- [PROMPT] Select lines where the word "swatch" appears.

Figure record extracts
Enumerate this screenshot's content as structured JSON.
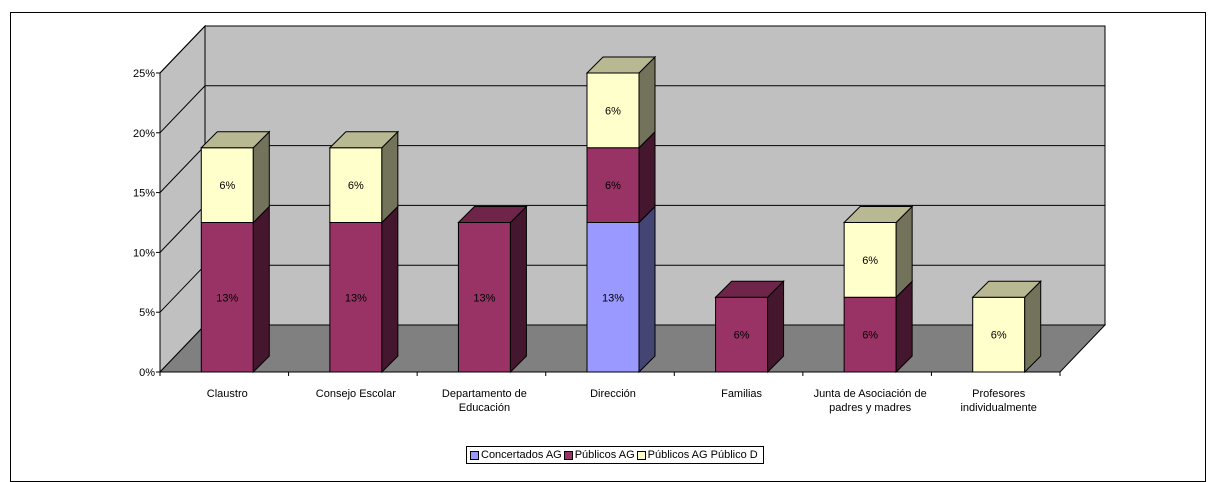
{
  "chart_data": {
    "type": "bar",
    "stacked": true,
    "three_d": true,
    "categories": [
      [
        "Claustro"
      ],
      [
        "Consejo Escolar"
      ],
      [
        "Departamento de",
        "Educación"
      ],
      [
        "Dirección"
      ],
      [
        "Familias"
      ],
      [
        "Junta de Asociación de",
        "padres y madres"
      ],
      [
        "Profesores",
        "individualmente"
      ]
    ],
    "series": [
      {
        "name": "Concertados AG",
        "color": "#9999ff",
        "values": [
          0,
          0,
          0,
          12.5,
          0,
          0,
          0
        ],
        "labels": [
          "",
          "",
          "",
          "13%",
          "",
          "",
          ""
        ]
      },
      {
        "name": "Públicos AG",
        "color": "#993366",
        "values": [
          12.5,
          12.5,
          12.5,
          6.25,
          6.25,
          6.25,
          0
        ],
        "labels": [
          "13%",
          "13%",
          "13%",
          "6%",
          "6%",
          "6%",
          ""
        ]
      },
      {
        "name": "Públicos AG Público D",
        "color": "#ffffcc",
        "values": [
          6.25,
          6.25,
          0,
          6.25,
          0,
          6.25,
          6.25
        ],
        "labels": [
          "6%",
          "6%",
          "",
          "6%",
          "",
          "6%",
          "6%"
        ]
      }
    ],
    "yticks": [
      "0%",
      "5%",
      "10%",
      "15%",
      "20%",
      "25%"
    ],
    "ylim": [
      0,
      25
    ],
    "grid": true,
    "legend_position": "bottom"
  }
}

* * *

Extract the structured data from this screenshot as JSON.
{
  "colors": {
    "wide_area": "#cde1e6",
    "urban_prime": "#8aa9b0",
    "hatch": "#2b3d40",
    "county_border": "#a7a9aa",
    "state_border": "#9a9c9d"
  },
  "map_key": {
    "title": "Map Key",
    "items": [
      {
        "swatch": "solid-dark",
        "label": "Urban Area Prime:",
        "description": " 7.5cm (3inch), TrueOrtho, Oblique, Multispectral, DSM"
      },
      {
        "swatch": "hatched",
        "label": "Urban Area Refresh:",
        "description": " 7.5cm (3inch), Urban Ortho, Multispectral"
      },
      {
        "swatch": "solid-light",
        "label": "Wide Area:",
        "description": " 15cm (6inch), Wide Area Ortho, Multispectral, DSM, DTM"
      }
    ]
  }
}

- [EXERCISE SOLUTION]
        "swatch": "solid-dark",
        "swatch": "hatched",
        "swatch": "solid-light",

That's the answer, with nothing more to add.